## Given exercise
Write out the full listing again, exactly as it stands.

(Figure content listings)
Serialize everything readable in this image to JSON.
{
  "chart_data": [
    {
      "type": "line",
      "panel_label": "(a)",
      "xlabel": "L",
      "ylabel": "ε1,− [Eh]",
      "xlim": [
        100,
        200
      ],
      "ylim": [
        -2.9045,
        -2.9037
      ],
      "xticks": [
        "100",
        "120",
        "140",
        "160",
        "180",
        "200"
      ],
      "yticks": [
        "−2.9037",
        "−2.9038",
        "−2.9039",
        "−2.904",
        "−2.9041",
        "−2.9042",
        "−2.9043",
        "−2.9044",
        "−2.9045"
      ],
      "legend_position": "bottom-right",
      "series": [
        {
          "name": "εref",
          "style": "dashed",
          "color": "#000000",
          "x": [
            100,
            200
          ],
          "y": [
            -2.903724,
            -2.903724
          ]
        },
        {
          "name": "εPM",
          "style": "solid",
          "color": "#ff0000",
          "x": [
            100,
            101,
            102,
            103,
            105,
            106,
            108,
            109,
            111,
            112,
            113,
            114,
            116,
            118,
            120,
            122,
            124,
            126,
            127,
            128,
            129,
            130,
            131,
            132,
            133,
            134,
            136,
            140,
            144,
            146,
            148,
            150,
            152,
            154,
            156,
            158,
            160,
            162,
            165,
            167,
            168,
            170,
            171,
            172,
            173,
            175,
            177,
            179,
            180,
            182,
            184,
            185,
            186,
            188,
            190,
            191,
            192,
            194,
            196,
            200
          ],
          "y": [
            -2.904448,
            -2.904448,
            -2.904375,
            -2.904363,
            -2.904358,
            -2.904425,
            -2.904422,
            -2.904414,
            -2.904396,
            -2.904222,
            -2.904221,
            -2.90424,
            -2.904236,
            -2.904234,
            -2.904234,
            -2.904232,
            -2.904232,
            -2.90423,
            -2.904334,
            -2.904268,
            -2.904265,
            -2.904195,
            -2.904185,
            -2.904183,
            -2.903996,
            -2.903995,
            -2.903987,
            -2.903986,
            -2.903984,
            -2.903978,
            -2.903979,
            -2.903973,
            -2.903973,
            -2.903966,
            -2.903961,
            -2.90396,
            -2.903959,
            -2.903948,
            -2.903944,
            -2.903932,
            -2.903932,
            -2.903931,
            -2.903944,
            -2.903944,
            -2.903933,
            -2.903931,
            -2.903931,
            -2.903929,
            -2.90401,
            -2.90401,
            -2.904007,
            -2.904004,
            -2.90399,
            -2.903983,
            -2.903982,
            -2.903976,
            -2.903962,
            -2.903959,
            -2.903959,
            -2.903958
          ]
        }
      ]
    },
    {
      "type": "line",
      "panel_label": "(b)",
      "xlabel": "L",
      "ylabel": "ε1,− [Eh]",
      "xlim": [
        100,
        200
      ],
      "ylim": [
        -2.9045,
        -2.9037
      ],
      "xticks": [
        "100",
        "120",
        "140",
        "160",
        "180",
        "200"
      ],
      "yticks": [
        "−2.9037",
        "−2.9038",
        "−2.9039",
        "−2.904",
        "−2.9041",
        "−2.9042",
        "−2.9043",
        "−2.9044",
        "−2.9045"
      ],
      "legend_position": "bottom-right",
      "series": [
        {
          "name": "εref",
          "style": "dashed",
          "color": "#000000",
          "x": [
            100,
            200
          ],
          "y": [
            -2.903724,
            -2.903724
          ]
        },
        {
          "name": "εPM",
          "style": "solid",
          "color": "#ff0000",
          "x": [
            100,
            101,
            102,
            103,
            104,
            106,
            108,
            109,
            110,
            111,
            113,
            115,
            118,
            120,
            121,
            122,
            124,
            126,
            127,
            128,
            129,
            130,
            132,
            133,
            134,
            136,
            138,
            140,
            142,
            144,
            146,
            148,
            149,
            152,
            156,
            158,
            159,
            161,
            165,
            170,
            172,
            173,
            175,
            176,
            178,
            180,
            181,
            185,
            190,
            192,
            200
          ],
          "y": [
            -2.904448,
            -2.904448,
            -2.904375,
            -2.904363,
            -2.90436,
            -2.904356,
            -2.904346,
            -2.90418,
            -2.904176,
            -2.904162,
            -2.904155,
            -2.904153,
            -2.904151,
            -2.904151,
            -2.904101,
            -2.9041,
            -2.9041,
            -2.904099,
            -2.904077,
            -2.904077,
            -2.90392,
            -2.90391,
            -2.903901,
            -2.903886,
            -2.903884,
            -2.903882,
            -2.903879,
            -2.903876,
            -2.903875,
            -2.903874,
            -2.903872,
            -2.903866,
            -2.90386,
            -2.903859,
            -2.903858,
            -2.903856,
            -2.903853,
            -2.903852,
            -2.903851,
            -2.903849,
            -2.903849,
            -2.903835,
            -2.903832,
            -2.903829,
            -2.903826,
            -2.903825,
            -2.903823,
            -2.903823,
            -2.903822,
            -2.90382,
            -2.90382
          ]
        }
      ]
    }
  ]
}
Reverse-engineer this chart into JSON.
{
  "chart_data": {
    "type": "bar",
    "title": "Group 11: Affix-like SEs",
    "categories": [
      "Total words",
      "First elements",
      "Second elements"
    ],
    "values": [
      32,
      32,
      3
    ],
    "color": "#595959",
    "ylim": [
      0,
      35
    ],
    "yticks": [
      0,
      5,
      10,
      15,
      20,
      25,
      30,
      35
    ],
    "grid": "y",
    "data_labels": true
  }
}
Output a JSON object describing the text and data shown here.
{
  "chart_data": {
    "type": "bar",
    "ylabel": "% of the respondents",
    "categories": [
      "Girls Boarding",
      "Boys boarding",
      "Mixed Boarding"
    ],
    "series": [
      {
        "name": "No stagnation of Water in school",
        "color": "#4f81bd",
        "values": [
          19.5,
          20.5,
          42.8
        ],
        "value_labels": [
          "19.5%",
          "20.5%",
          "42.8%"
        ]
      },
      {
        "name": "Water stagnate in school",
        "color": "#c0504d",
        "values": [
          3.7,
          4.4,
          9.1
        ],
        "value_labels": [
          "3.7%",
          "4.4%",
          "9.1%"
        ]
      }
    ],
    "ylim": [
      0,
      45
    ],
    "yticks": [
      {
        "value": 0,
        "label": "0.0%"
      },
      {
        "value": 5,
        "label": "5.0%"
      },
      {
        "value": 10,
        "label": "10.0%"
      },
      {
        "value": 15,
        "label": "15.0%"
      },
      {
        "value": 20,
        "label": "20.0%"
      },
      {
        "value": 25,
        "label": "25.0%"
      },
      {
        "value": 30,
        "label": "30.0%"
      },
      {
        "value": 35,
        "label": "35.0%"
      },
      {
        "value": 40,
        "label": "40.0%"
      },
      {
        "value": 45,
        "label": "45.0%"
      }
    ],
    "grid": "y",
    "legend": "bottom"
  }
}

## Answer for this exercise
Serialize everything readable in this image to JSON.
{
  "chart_data": [
    {
      "type": "line",
      "panel_label": "(a)",
      "xlabel": "L",
      "ylabel": "ε1,− [Eh]",
      "xlim": [
        100,
        200
      ],
      "ylim": [
        -2.9045,
        -2.9037
      ],
      "xticks": [
        "100",
        "120",
        "140",
        "160",
        "180",
        "200"
      ],
      "yticks": [
        "−2.9037",
        "−2.9038",
        "−2.9039",
        "−2.904",
        "−2.9041",
        "−2.9042",
        "−2.9043",
        "−2.9044",
        "−2.9045"
      ],
      "legend_position": "bottom-right",
      "series": [
        {
          "name": "εref",
          "style": "dashed",
          "color": "#000000",
          "x": [
            100,
            200
          ],
          "y": [
            -2.903724,
            -2.903724
          ]
        },
        {
          "name": "εPM",
          "style": "solid",
          "color": "#ff0000",
          "x": [
            100,
            101,
            102,
            103,
            105,
            106,
            108,
            109,
            111,
            112,
            113,
            114,
            116,
            118,
            120,
            122,
            124,
            126,
            127,
            128,
            129,
            130,
            131,
            132,
            133,
            134,
            136,
            140,
            144,
            146,
            148,
            150,
            152,
            154,
            156,
            158,
            160,
            162,
            165,
            167,
            168,
            170,
            171,
            172,
            173,
            175,
            177,
            179,
            180,
            182,
            184,
            185,
            186,
            188,
            190,
            191,
            192,
            194,
            196,
            200
          ],
          "y": [
            -2.904448,
            -2.904448,
            -2.904375,
            -2.904363,
            -2.904358,
            -2.904425,
            -2.904422,
            -2.904414,
            -2.904396,
            -2.904222,
            -2.904221,
            -2.90424,
            -2.904236,
            -2.904234,
            -2.904234,
            -2.904232,
            -2.904232,
            -2.90423,
            -2.904334,
            -2.904268,
            -2.904265,
            -2.904195,
            -2.904185,
            -2.904183,
            -2.903996,
            -2.903995,
            -2.903987,
            -2.903986,
            -2.903984,
            -2.903978,
            -2.903979,
            -2.903973,
            -2.903973,
            -2.903966,
            -2.903961,
            -2.90396,
            -2.903959,
            -2.903948,
            -2.903944,
            -2.903932,
            -2.903932,
            -2.903931,
            -2.903944,
            -2.903944,
            -2.903933,
            -2.903931,
            -2.903931,
            -2.903929,
            -2.90401,
            -2.90401,
            -2.904007,
            -2.904004,
            -2.90399,
            -2.903983,
            -2.903982,
            -2.903976,
            -2.903962,
            -2.903959,
            -2.903959,
            -2.903958
          ]
        }
      ]
    },
    {
      "type": "line",
      "panel_label": "(b)",
      "xlabel": "L",
      "ylabel": "ε1,− [Eh]",
      "xlim": [
        100,
        200
      ],
      "ylim": [
        -2.9045,
        -2.9037
      ],
      "xticks": [
        "100",
        "120",
        "140",
        "160",
        "180",
        "200"
      ],
      "yticks": [
        "−2.9037",
        "−2.9038",
        "−2.9039",
        "−2.904",
        "−2.9041",
        "−2.9042",
        "−2.9043",
        "−2.9044",
        "−2.9045"
      ],
      "legend_position": "bottom-right",
      "series": [
        {
          "name": "εref",
          "style": "dashed",
          "color": "#000000",
          "x": [
            100,
            200
          ],
          "y": [
            -2.903724,
            -2.903724
          ]
        },
        {
          "name": "εPM",
          "style": "solid",
          "color": "#ff0000",
          "x": [
            100,
            101,
            102,
            103,
            104,
            106,
            108,
            109,
            110,
            111,
            113,
            115,
            118,
            120,
            121,
            122,
            124,
            126,
            127,
            128,
            129,
            130,
            132,
            133,
            134,
            136,
            138,
            140,
            142,
            144,
            146,
            148,
            149,
            152,
            156,
            158,
            159,
            161,
            165,
            170,
            172,
            173,
            175,
            176,
            178,
            180,
            181,
            185,
            190,
            192,
            200
          ],
          "y": [
            -2.904448,
            -2.904448,
            -2.904375,
            -2.904363,
            -2.90436,
            -2.904356,
            -2.904346,
            -2.90418,
            -2.904176,
            -2.904162,
            -2.904155,
            -2.904153,
            -2.904151,
            -2.904151,
            -2.904101,
            -2.9041,
            -2.9041,
            -2.904099,
            -2.904077,
            -2.904077,
            -2.90392,
            -2.90391,
            -2.903901,
            -2.903886,
            -2.903884,
            -2.903882,
            -2.903879,
            -2.903876,
            -2.903875,
            -2.903874,
            -2.903872,
            -2.903866,
            -2.90386,
            -2.903859,
            -2.903858,
            -2.903856,
            -2.903853,
            -2.903852,
            -2.903851,
            -2.903849,
            -2.903849,
            -2.903835,
            -2.903832,
            -2.903829,
            -2.903826,
            -2.903825,
            -2.903823,
            -2.903823,
            -2.903822,
            -2.90382,
            -2.90382
          ]
        }
      ]
    }
  ]
}
Reverse-engineer this chart into JSON.
{
  "chart_data": {
    "type": "bar",
    "title": "Group 11: Affix-like SEs",
    "categories": [
      "Total words",
      "First elements",
      "Second elements"
    ],
    "values": [
      32,
      32,
      3
    ],
    "color": "#595959",
    "ylim": [
      0,
      35
    ],
    "yticks": [
      0,
      5,
      10,
      15,
      20,
      25,
      30,
      35
    ],
    "grid": "y",
    "data_labels": true
  }
}
Output a JSON object describing the text and data shown here.
{
  "chart_data": {
    "type": "bar",
    "ylabel": "% of the respondents",
    "categories": [
      "Girls Boarding",
      "Boys boarding",
      "Mixed Boarding"
    ],
    "series": [
      {
        "name": "No stagnation of Water in school",
        "color": "#4f81bd",
        "values": [
          19.5,
          20.5,
          42.8
        ],
        "value_labels": [
          "19.5%",
          "20.5%",
          "42.8%"
        ]
      },
      {
        "name": "Water stagnate in school",
        "color": "#c0504d",
        "values": [
          3.7,
          4.4,
          9.1
        ],
        "value_labels": [
          "3.7%",
          "4.4%",
          "9.1%"
        ]
      }
    ],
    "ylim": [
      0,
      45
    ],
    "yticks": [
      {
        "value": 0,
        "label": "0.0%"
      },
      {
        "value": 5,
        "label": "5.0%"
      },
      {
        "value": 10,
        "label": "10.0%"
      },
      {
        "value": 15,
        "label": "15.0%"
      },
      {
        "value": 20,
        "label": "20.0%"
      },
      {
        "value": 25,
        "label": "25.0%"
      },
      {
        "value": 30,
        "label": "30.0%"
      },
      {
        "value": 35,
        "label": "35.0%"
      },
      {
        "value": 40,
        "label": "40.0%"
      },
      {
        "value": 45,
        "label": "45.0%"
      }
    ],
    "grid": "y",
    "legend": "bottom"
  }
}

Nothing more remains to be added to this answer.